__Task to complete__
Transcribe the listing that follows in full, omitting pictures.

Begin Input for this task

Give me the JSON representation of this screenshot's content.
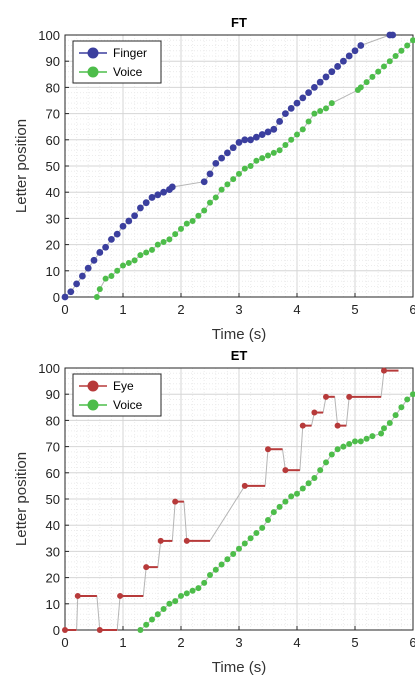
{
  "chart_data": [
    {
      "type": "line",
      "title": "FT",
      "xlabel": "Time (s)",
      "ylabel": "Letter position",
      "xlim": [
        0,
        6
      ],
      "ylim": [
        0,
        100
      ],
      "xticks": [
        "0",
        "1",
        "2",
        "3",
        "4",
        "5",
        "6"
      ],
      "yticks": [
        "0",
        "10",
        "20",
        "30",
        "40",
        "50",
        "60",
        "70",
        "80",
        "90",
        "100"
      ],
      "grid": "on (major and minor)",
      "legend_position": "top-left",
      "series": [
        {
          "name": "Finger",
          "color": "#3b3f9e",
          "x": [
            0,
            0.1,
            0.2,
            0.3,
            0.4,
            0.5,
            0.6,
            0.7,
            0.8,
            0.9,
            1.0,
            1.1,
            1.2,
            1.3,
            1.4,
            1.5,
            1.6,
            1.7,
            1.8,
            1.85,
            2.4,
            2.5,
            2.6,
            2.7,
            2.8,
            2.9,
            3.0,
            3.1,
            3.2,
            3.3,
            3.4,
            3.5,
            3.6,
            3.7,
            3.8,
            3.9,
            4.0,
            4.1,
            4.2,
            4.3,
            4.4,
            4.5,
            4.6,
            4.7,
            4.8,
            4.9,
            5.0,
            5.1,
            5.6,
            5.65
          ],
          "y": [
            0,
            2,
            5,
            8,
            11,
            14,
            17,
            19,
            22,
            24,
            27,
            29,
            31,
            34,
            36,
            38,
            39,
            40,
            41,
            42,
            44,
            47,
            51,
            53,
            55,
            57,
            59,
            60,
            60,
            61,
            62,
            63,
            64,
            67,
            70,
            72,
            74,
            76,
            78,
            80,
            82,
            84,
            86,
            88,
            90,
            92,
            94,
            96,
            100,
            100
          ]
        },
        {
          "name": "Voice",
          "color": "#4dbd4a",
          "x": [
            0.55,
            0.6,
            0.7,
            0.8,
            0.9,
            1.0,
            1.1,
            1.2,
            1.3,
            1.4,
            1.5,
            1.6,
            1.7,
            1.8,
            1.9,
            2.0,
            2.1,
            2.2,
            2.3,
            2.4,
            2.5,
            2.6,
            2.7,
            2.8,
            2.9,
            3.0,
            3.1,
            3.2,
            3.3,
            3.4,
            3.5,
            3.6,
            3.7,
            3.8,
            3.9,
            4.0,
            4.1,
            4.2,
            4.3,
            4.4,
            4.5,
            4.6,
            5.05,
            5.1,
            5.2,
            5.3,
            5.4,
            5.5,
            5.6,
            5.7,
            5.8,
            5.9,
            6.0
          ],
          "y": [
            0,
            3,
            7,
            8,
            10,
            12,
            13,
            14,
            16,
            17,
            18,
            20,
            21,
            22,
            24,
            26,
            28,
            29,
            31,
            33,
            36,
            38,
            41,
            43,
            45,
            47,
            49,
            50,
            52,
            53,
            54,
            55,
            56,
            58,
            60,
            62,
            64,
            67,
            70,
            71,
            72,
            74,
            79,
            80,
            82,
            84,
            86,
            88,
            90,
            92,
            94,
            96,
            98
          ]
        }
      ]
    },
    {
      "type": "line",
      "title": "ET",
      "xlabel": "Time (s)",
      "ylabel": "Letter position",
      "xlim": [
        0,
        6
      ],
      "ylim": [
        0,
        100
      ],
      "xticks": [
        "0",
        "1",
        "2",
        "3",
        "4",
        "5",
        "6"
      ],
      "yticks": [
        "0",
        "10",
        "20",
        "30",
        "40",
        "50",
        "60",
        "70",
        "80",
        "90",
        "100"
      ],
      "grid": "on (major and minor)",
      "legend_position": "top-left",
      "series": [
        {
          "name": "Eye",
          "color": "#b73a3a",
          "segments": [
            {
              "x": [
                0,
                0.2
              ],
              "y": 0
            },
            {
              "x": [
                0.22,
                0.55
              ],
              "y": 13
            },
            {
              "x": [
                0.6,
                0.9
              ],
              "y": 0
            },
            {
              "x": [
                0.95,
                1.35
              ],
              "y": 13
            },
            {
              "x": [
                1.4,
                1.6
              ],
              "y": 24
            },
            {
              "x": [
                1.65,
                1.85
              ],
              "y": 34
            },
            {
              "x": [
                1.9,
                2.05
              ],
              "y": 49
            },
            {
              "x": [
                2.1,
                2.5
              ],
              "y": 34
            },
            {
              "x": [
                3.1,
                3.45
              ],
              "y": 55
            },
            {
              "x": [
                3.5,
                3.75
              ],
              "y": 69
            },
            {
              "x": [
                3.8,
                4.05
              ],
              "y": 61
            },
            {
              "x": [
                4.1,
                4.25
              ],
              "y": 78
            },
            {
              "x": [
                4.3,
                4.45
              ],
              "y": 83
            },
            {
              "x": [
                4.5,
                4.65
              ],
              "y": 89
            },
            {
              "x": [
                4.7,
                4.85
              ],
              "y": 78
            },
            {
              "x": [
                4.9,
                5.45
              ],
              "y": 89
            },
            {
              "x": [
                5.5,
                5.75
              ],
              "y": 99
            }
          ]
        },
        {
          "name": "Voice",
          "color": "#4dbd4a",
          "x": [
            1.3,
            1.4,
            1.5,
            1.6,
            1.7,
            1.8,
            1.9,
            2.0,
            2.1,
            2.2,
            2.3,
            2.4,
            2.5,
            2.6,
            2.7,
            2.8,
            2.9,
            3.0,
            3.1,
            3.2,
            3.3,
            3.4,
            3.5,
            3.6,
            3.7,
            3.8,
            3.9,
            4.0,
            4.1,
            4.2,
            4.3,
            4.4,
            4.5,
            4.6,
            4.7,
            4.8,
            4.9,
            5.0,
            5.1,
            5.2,
            5.3,
            5.45,
            5.5,
            5.6,
            5.7,
            5.8,
            5.9,
            6.0
          ],
          "y": [
            0,
            2,
            4,
            6,
            8,
            10,
            11,
            13,
            14,
            15,
            16,
            18,
            21,
            23,
            25,
            27,
            29,
            31,
            33,
            35,
            37,
            39,
            42,
            45,
            47,
            49,
            51,
            52,
            54,
            56,
            58,
            61,
            64,
            67,
            69,
            70,
            71,
            72,
            72,
            73,
            74,
            75,
            77,
            79,
            82,
            85,
            88,
            90
          ]
        }
      ]
    }
  ]
}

End Input for this task

__Answer to the exercise__
Give me the JSON representation of this screenshot's content.
{
  "chart_data": [
    {
      "type": "line",
      "title": "FT",
      "xlabel": "Time (s)",
      "ylabel": "Letter position",
      "xlim": [
        0,
        6
      ],
      "ylim": [
        0,
        100
      ],
      "xticks": [
        "0",
        "1",
        "2",
        "3",
        "4",
        "5",
        "6"
      ],
      "yticks": [
        "0",
        "10",
        "20",
        "30",
        "40",
        "50",
        "60",
        "70",
        "80",
        "90",
        "100"
      ],
      "grid": "on (major and minor)",
      "legend_position": "top-left",
      "series": [
        {
          "name": "Finger",
          "color": "#3b3f9e",
          "x": [
            0,
            0.1,
            0.2,
            0.3,
            0.4,
            0.5,
            0.6,
            0.7,
            0.8,
            0.9,
            1.0,
            1.1,
            1.2,
            1.3,
            1.4,
            1.5,
            1.6,
            1.7,
            1.8,
            1.85,
            2.4,
            2.5,
            2.6,
            2.7,
            2.8,
            2.9,
            3.0,
            3.1,
            3.2,
            3.3,
            3.4,
            3.5,
            3.6,
            3.7,
            3.8,
            3.9,
            4.0,
            4.1,
            4.2,
            4.3,
            4.4,
            4.5,
            4.6,
            4.7,
            4.8,
            4.9,
            5.0,
            5.1,
            5.6,
            5.65
          ],
          "y": [
            0,
            2,
            5,
            8,
            11,
            14,
            17,
            19,
            22,
            24,
            27,
            29,
            31,
            34,
            36,
            38,
            39,
            40,
            41,
            42,
            44,
            47,
            51,
            53,
            55,
            57,
            59,
            60,
            60,
            61,
            62,
            63,
            64,
            67,
            70,
            72,
            74,
            76,
            78,
            80,
            82,
            84,
            86,
            88,
            90,
            92,
            94,
            96,
            100,
            100
          ]
        },
        {
          "name": "Voice",
          "color": "#4dbd4a",
          "x": [
            0.55,
            0.6,
            0.7,
            0.8,
            0.9,
            1.0,
            1.1,
            1.2,
            1.3,
            1.4,
            1.5,
            1.6,
            1.7,
            1.8,
            1.9,
            2.0,
            2.1,
            2.2,
            2.3,
            2.4,
            2.5,
            2.6,
            2.7,
            2.8,
            2.9,
            3.0,
            3.1,
            3.2,
            3.3,
            3.4,
            3.5,
            3.6,
            3.7,
            3.8,
            3.9,
            4.0,
            4.1,
            4.2,
            4.3,
            4.4,
            4.5,
            4.6,
            5.05,
            5.1,
            5.2,
            5.3,
            5.4,
            5.5,
            5.6,
            5.7,
            5.8,
            5.9,
            6.0
          ],
          "y": [
            0,
            3,
            7,
            8,
            10,
            12,
            13,
            14,
            16,
            17,
            18,
            20,
            21,
            22,
            24,
            26,
            28,
            29,
            31,
            33,
            36,
            38,
            41,
            43,
            45,
            47,
            49,
            50,
            52,
            53,
            54,
            55,
            56,
            58,
            60,
            62,
            64,
            67,
            70,
            71,
            72,
            74,
            79,
            80,
            82,
            84,
            86,
            88,
            90,
            92,
            94,
            96,
            98
          ]
        }
      ]
    },
    {
      "type": "line",
      "title": "ET",
      "xlabel": "Time (s)",
      "ylabel": "Letter position",
      "xlim": [
        0,
        6
      ],
      "ylim": [
        0,
        100
      ],
      "xticks": [
        "0",
        "1",
        "2",
        "3",
        "4",
        "5",
        "6"
      ],
      "yticks": [
        "0",
        "10",
        "20",
        "30",
        "40",
        "50",
        "60",
        "70",
        "80",
        "90",
        "100"
      ],
      "grid": "on (major and minor)",
      "legend_position": "top-left",
      "series": [
        {
          "name": "Eye",
          "color": "#b73a3a",
          "segments": [
            {
              "x": [
                0,
                0.2
              ],
              "y": 0
            },
            {
              "x": [
                0.22,
                0.55
              ],
              "y": 13
            },
            {
              "x": [
                0.6,
                0.9
              ],
              "y": 0
            },
            {
              "x": [
                0.95,
                1.35
              ],
              "y": 13
            },
            {
              "x": [
                1.4,
                1.6
              ],
              "y": 24
            },
            {
              "x": [
                1.65,
                1.85
              ],
              "y": 34
            },
            {
              "x": [
                1.9,
                2.05
              ],
              "y": 49
            },
            {
              "x": [
                2.1,
                2.5
              ],
              "y": 34
            },
            {
              "x": [
                3.1,
                3.45
              ],
              "y": 55
            },
            {
              "x": [
                3.5,
                3.75
              ],
              "y": 69
            },
            {
              "x": [
                3.8,
                4.05
              ],
              "y": 61
            },
            {
              "x": [
                4.1,
                4.25
              ],
              "y": 78
            },
            {
              "x": [
                4.3,
                4.45
              ],
              "y": 83
            },
            {
              "x": [
                4.5,
                4.65
              ],
              "y": 89
            },
            {
              "x": [
                4.7,
                4.85
              ],
              "y": 78
            },
            {
              "x": [
                4.9,
                5.45
              ],
              "y": 89
            },
            {
              "x": [
                5.5,
                5.75
              ],
              "y": 99
            }
          ]
        },
        {
          "name": "Voice",
          "color": "#4dbd4a",
          "x": [
            1.3,
            1.4,
            1.5,
            1.6,
            1.7,
            1.8,
            1.9,
            2.0,
            2.1,
            2.2,
            2.3,
            2.4,
            2.5,
            2.6,
            2.7,
            2.8,
            2.9,
            3.0,
            3.1,
            3.2,
            3.3,
            3.4,
            3.5,
            3.6,
            3.7,
            3.8,
            3.9,
            4.0,
            4.1,
            4.2,
            4.3,
            4.4,
            4.5,
            4.6,
            4.7,
            4.8,
            4.9,
            5.0,
            5.1,
            5.2,
            5.3,
            5.45,
            5.5,
            5.6,
            5.7,
            5.8,
            5.9,
            6.0
          ],
          "y": [
            0,
            2,
            4,
            6,
            8,
            10,
            11,
            13,
            14,
            15,
            16,
            18,
            21,
            23,
            25,
            27,
            29,
            31,
            33,
            35,
            37,
            39,
            42,
            45,
            47,
            49,
            51,
            52,
            54,
            56,
            58,
            61,
            64,
            67,
            69,
            70,
            71,
            72,
            72,
            73,
            74,
            75,
            77,
            79,
            82,
            85,
            88,
            90
          ]
        }
      ]
    }
  ]
}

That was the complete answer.